:: DESCRIPTION OF THE TASK ::
Word for word, repeat the entries, minus the pictures.
* begin GIVEN RECORDS *
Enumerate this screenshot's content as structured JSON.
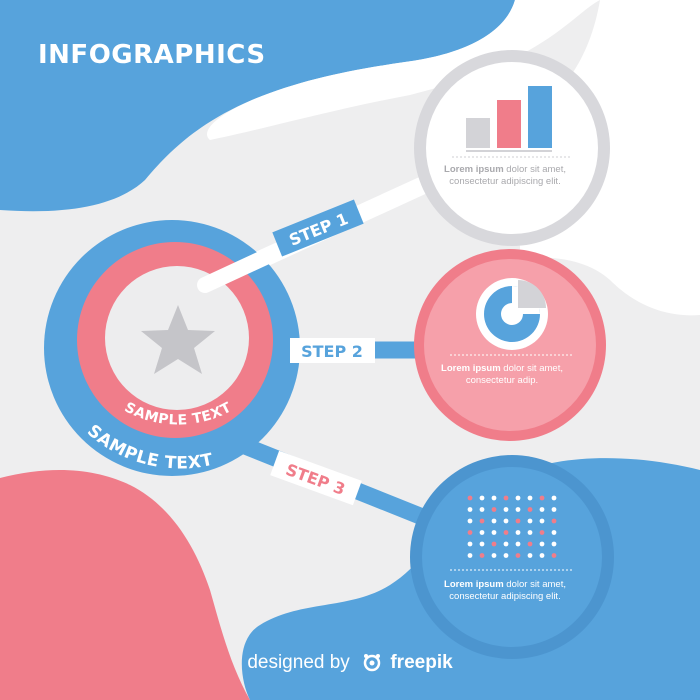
{
  "title": "INFOGRAPHICS",
  "center": {
    "label_inner": "SAMPLE TEXT",
    "label_outer": "SAMPLE TEXT"
  },
  "steps": [
    {
      "label": "STEP 1",
      "desc_bold": "Lorem ipsum",
      "desc_rest": " dolor sit amet, consectetur adipiscing elit."
    },
    {
      "label": "STEP 2",
      "desc_bold": "Lorem ipsum",
      "desc_rest": " dolor sit amet, consectetur adip."
    },
    {
      "label": "STEP 3",
      "desc_bold": "Lorem ipsum",
      "desc_rest": " dolor sit amet, consectetur adipiscing elit."
    }
  ],
  "footer": {
    "prefix": "designed by",
    "brand": "freepik"
  },
  "colors": {
    "blue": "#57a3dc",
    "pink": "#f07d8a",
    "gray": "#d8d8dc",
    "bg": "#eeeeef"
  },
  "icons": [
    "star-icon",
    "bar-chart-icon",
    "pie-chart-icon",
    "dot-grid-icon",
    "freepik-logo-icon"
  ]
}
* end GIVEN RECORDS *
:: TASK ANSWER ::
Enumerate this screenshot's content as structured JSON.
{
  "title": "INFOGRAPHICS",
  "center": {
    "label_inner": "SAMPLE TEXT",
    "label_outer": "SAMPLE TEXT"
  },
  "steps": [
    {
      "label": "STEP 1",
      "desc_bold": "Lorem ipsum",
      "desc_rest": " dolor sit amet, consectetur adipiscing elit."
    },
    {
      "label": "STEP 2",
      "desc_bold": "Lorem ipsum",
      "desc_rest": " dolor sit amet, consectetur adip."
    },
    {
      "label": "STEP 3",
      "desc_bold": "Lorem ipsum",
      "desc_rest": " dolor sit amet, consectetur adipiscing elit."
    }
  ],
  "footer": {
    "prefix": "designed by",
    "brand": "freepik"
  },
  "colors": {
    "blue": "#57a3dc",
    "pink": "#f07d8a",
    "gray": "#d8d8dc",
    "bg": "#eeeeef"
  },
  "icons": [
    "star-icon",
    "bar-chart-icon",
    "pie-chart-icon",
    "dot-grid-icon",
    "freepik-logo-icon"
  ]
}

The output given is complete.